(Task brief):
Show all lines from the listing below that contain "edge".

(Records for this task):
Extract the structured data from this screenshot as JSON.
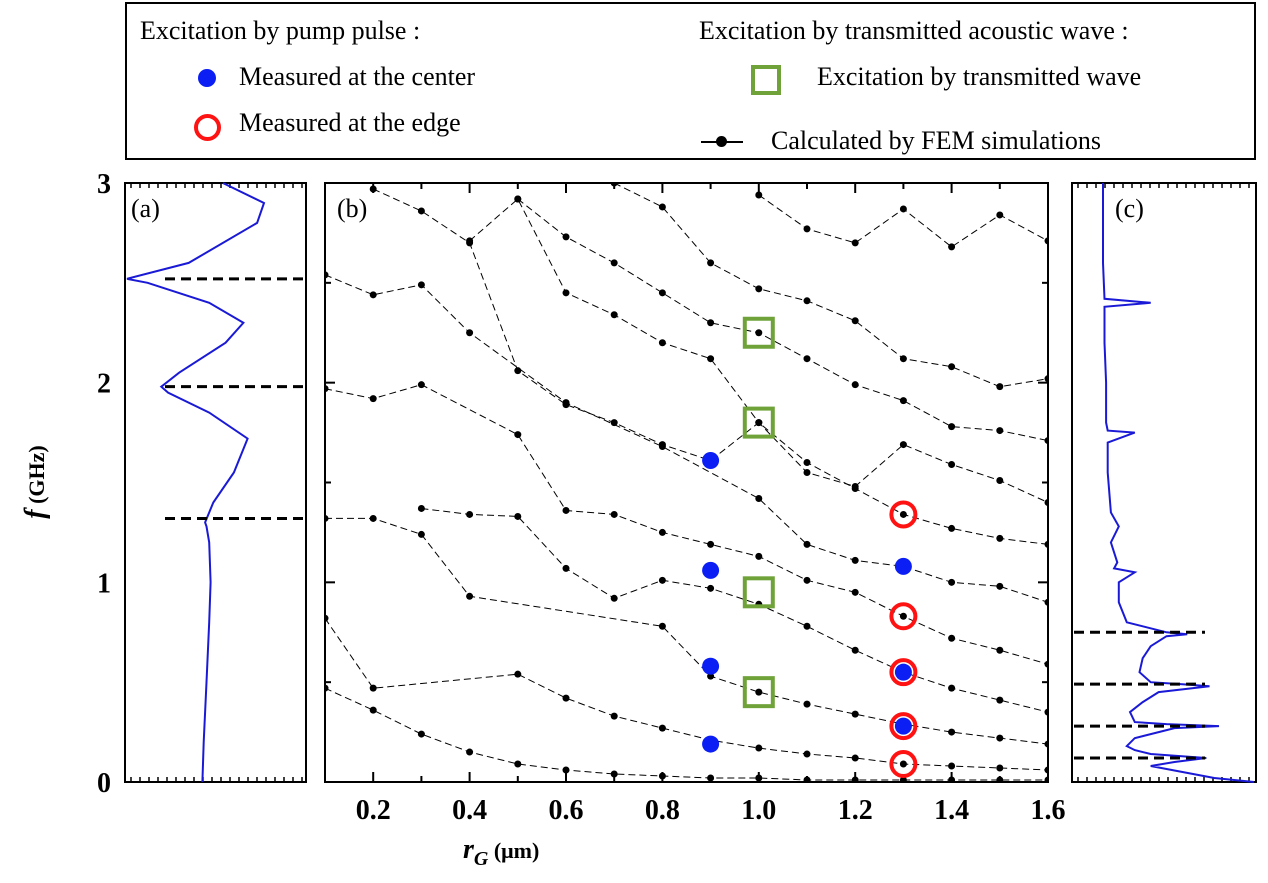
{
  "legend": {
    "left_title": "Excitation by pump pulse :",
    "center_label": "Measured at the center",
    "edge_label": "Measured at the edge",
    "right_title": "Excitation by transmitted acoustic wave :",
    "transmitted_label": "Excitation by transmitted wave",
    "fem_label": "Calculated by FEM simulations"
  },
  "colors": {
    "center": "#0b1ff5",
    "edge": "#ff1212",
    "transmitted": "#6fa33a",
    "fem": "#000000",
    "spectrum": "#1a1ad6"
  },
  "chart_data": [
    {
      "type": "line",
      "panel": "(a)",
      "ylabel_italic": "f",
      "ylabel_rest": " (GHz)",
      "ylim": [
        0,
        3
      ],
      "yticks": [
        "0",
        "1",
        "2",
        "3"
      ],
      "x_scale": "arbitrary units (not labeled)",
      "spectrum_f": [
        0,
        0.2,
        0.5,
        0.8,
        1.0,
        1.2,
        1.28,
        1.3,
        1.4,
        1.55,
        1.72,
        1.85,
        1.95,
        1.98,
        2.05,
        2.2,
        2.3,
        2.4,
        2.5,
        2.52,
        2.6,
        2.8,
        2.9,
        3.0
      ],
      "spectrum_amplitude": [
        0.55,
        0.56,
        0.58,
        0.6,
        0.61,
        0.6,
        0.58,
        0.57,
        0.63,
        0.78,
        0.88,
        0.6,
        0.3,
        0.25,
        0.38,
        0.72,
        0.85,
        0.6,
        0.15,
        0.0,
        0.45,
        0.95,
        1.0,
        0.7
      ],
      "dashed_lines_f": [
        1.32,
        1.98,
        2.52
      ]
    },
    {
      "type": "scatter",
      "panel": "(b)",
      "xlabel_italic": "r",
      "xlabel_sub": "G",
      "xlabel_rest": " (μm)",
      "xlim": [
        0.1,
        1.6
      ],
      "ylim": [
        0,
        3
      ],
      "xticks": [
        "0.2",
        "0.4",
        "0.6",
        "0.8",
        "1.0",
        "1.2",
        "1.4",
        "1.6"
      ],
      "series": [
        {
          "name": "Measured at the center",
          "marker": "filled-circle",
          "x": [
            0.9,
            0.9,
            0.9,
            0.9,
            1.3,
            1.3,
            1.3
          ],
          "y": [
            1.61,
            1.06,
            0.58,
            0.19,
            1.08,
            0.55,
            0.28
          ]
        },
        {
          "name": "Measured at the edge",
          "marker": "open-circle",
          "x": [
            1.3,
            1.3,
            1.3,
            1.3,
            1.3
          ],
          "y": [
            1.34,
            0.83,
            0.55,
            0.28,
            0.09
          ]
        },
        {
          "name": "Excitation by transmitted wave",
          "marker": "open-square",
          "x": [
            1.0,
            1.0,
            1.0,
            1.0
          ],
          "y": [
            2.25,
            1.8,
            0.95,
            0.45
          ]
        }
      ],
      "fem_branches": [
        {
          "x": [
            0.1,
            0.2,
            0.3,
            0.4,
            0.5,
            0.6,
            0.7,
            0.8,
            0.9,
            1.0,
            1.1,
            1.2,
            1.3,
            1.4,
            1.5,
            1.6
          ],
          "y": [
            0.47,
            0.36,
            0.24,
            0.15,
            0.09,
            0.06,
            0.04,
            0.03,
            0.02,
            0.02,
            0.01,
            0.01,
            0.01,
            0.01,
            0.01,
            0.01
          ]
        },
        {
          "x": [
            0.1,
            0.2,
            0.5,
            0.6,
            0.7,
            0.8,
            0.9,
            1.0,
            1.1,
            1.2,
            1.3,
            1.4,
            1.5,
            1.6
          ],
          "y": [
            0.82,
            0.47,
            0.54,
            0.42,
            0.33,
            0.27,
            0.21,
            0.17,
            0.14,
            0.12,
            0.09,
            0.08,
            0.07,
            0.06
          ]
        },
        {
          "x": [
            0.1,
            0.2,
            0.3,
            0.4,
            0.8,
            0.9,
            1.0,
            1.1,
            1.2,
            1.3,
            1.4,
            1.5,
            1.6
          ],
          "y": [
            1.32,
            1.32,
            1.24,
            0.93,
            0.78,
            0.53,
            0.45,
            0.39,
            0.34,
            0.29,
            0.25,
            0.22,
            0.19
          ]
        },
        {
          "x": [
            0.3,
            0.4,
            0.5,
            0.6,
            0.7,
            0.8,
            0.9,
            1.0,
            1.1,
            1.2,
            1.3,
            1.4,
            1.5,
            1.6
          ],
          "y": [
            1.37,
            1.34,
            1.33,
            1.07,
            0.92,
            1.01,
            0.97,
            0.89,
            0.78,
            0.66,
            0.55,
            0.47,
            0.41,
            0.35
          ]
        },
        {
          "x": [
            0.1,
            0.2,
            0.3,
            0.5,
            0.6,
            0.7,
            0.8,
            0.9,
            1.0,
            1.1,
            1.2,
            1.3,
            1.4,
            1.5,
            1.6
          ],
          "y": [
            1.97,
            1.92,
            1.99,
            1.74,
            1.36,
            1.34,
            1.25,
            1.19,
            1.13,
            1.01,
            0.95,
            0.83,
            0.72,
            0.66,
            0.59
          ]
        },
        {
          "x": [
            0.1,
            0.2,
            0.3,
            0.4,
            0.6,
            0.8,
            1.0,
            1.1,
            1.2,
            1.3,
            1.4,
            1.5,
            1.6
          ],
          "y": [
            2.54,
            2.44,
            2.49,
            2.25,
            1.9,
            1.68,
            1.42,
            1.19,
            1.11,
            1.08,
            1.0,
            0.98,
            0.9
          ]
        },
        {
          "x": [
            0.2,
            0.3,
            0.4,
            0.5,
            0.6,
            0.7,
            0.8,
            0.9,
            1.0,
            1.1,
            1.2,
            1.3,
            1.4,
            1.5,
            1.6
          ],
          "y": [
            2.97,
            2.86,
            2.7,
            2.06,
            1.89,
            1.8,
            1.69,
            1.61,
            1.8,
            1.6,
            1.47,
            1.34,
            1.27,
            1.22,
            1.19
          ]
        },
        {
          "x": [
            0.4,
            0.5,
            0.6,
            0.7,
            0.8,
            0.9,
            1.0,
            1.1,
            1.2,
            1.3,
            1.4,
            1.5,
            1.6
          ],
          "y": [
            2.71,
            2.92,
            2.45,
            2.34,
            2.2,
            2.12,
            1.8,
            1.55,
            1.48,
            1.69,
            1.59,
            1.51,
            1.4
          ]
        },
        {
          "x": [
            0.5,
            0.6,
            0.7,
            0.8,
            0.9,
            1.0,
            1.1,
            1.2,
            1.3,
            1.4,
            1.5,
            1.6
          ],
          "y": [
            2.92,
            2.73,
            2.6,
            2.45,
            2.3,
            2.25,
            2.12,
            1.99,
            1.91,
            1.78,
            1.76,
            1.71
          ]
        },
        {
          "x": [
            0.7,
            0.8,
            0.9,
            1.0,
            1.1,
            1.2,
            1.3,
            1.4,
            1.5,
            1.6
          ],
          "y": [
            3.0,
            2.88,
            2.6,
            2.47,
            2.41,
            2.31,
            2.12,
            2.08,
            1.98,
            2.02
          ]
        },
        {
          "x": [
            1.0,
            1.1,
            1.2,
            1.3,
            1.4,
            1.5,
            1.6
          ],
          "y": [
            2.94,
            2.77,
            2.7,
            2.87,
            2.68,
            2.84,
            2.71
          ]
        }
      ]
    },
    {
      "type": "line",
      "panel": "(c)",
      "ylim": [
        0,
        3
      ],
      "x_scale": "arbitrary units (not labeled)",
      "spectrum_f": [
        0,
        0.02,
        0.05,
        0.08,
        0.1,
        0.12,
        0.14,
        0.16,
        0.18,
        0.22,
        0.27,
        0.28,
        0.29,
        0.3,
        0.35,
        0.4,
        0.45,
        0.48,
        0.49,
        0.5,
        0.55,
        0.62,
        0.68,
        0.73,
        0.74,
        0.75,
        0.8,
        0.9,
        1.0,
        1.05,
        1.07,
        1.1,
        1.2,
        1.28,
        1.35,
        1.45,
        1.55,
        1.7,
        1.75,
        1.76,
        1.8,
        2.0,
        2.2,
        2.38,
        2.4,
        2.42,
        2.6,
        2.8,
        3.0
      ],
      "spectrum_amplitude": [
        1.0,
        0.75,
        0.55,
        0.35,
        0.5,
        0.7,
        0.35,
        0.25,
        0.2,
        0.25,
        0.5,
        0.78,
        0.45,
        0.25,
        0.22,
        0.3,
        0.4,
        0.72,
        0.55,
        0.35,
        0.28,
        0.3,
        0.35,
        0.45,
        0.58,
        0.45,
        0.2,
        0.15,
        0.15,
        0.25,
        0.12,
        0.14,
        0.1,
        0.15,
        0.1,
        0.09,
        0.08,
        0.08,
        0.25,
        0.08,
        0.07,
        0.07,
        0.06,
        0.06,
        0.35,
        0.06,
        0.05,
        0.05,
        0.05
      ],
      "dashed_lines_f": [
        0.12,
        0.28,
        0.49,
        0.75
      ]
    }
  ]
}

(Exercise result):
    "edge_label": "Measured at the edge",
    "edge": "#ff1212",
          "name": "Measured at the edge",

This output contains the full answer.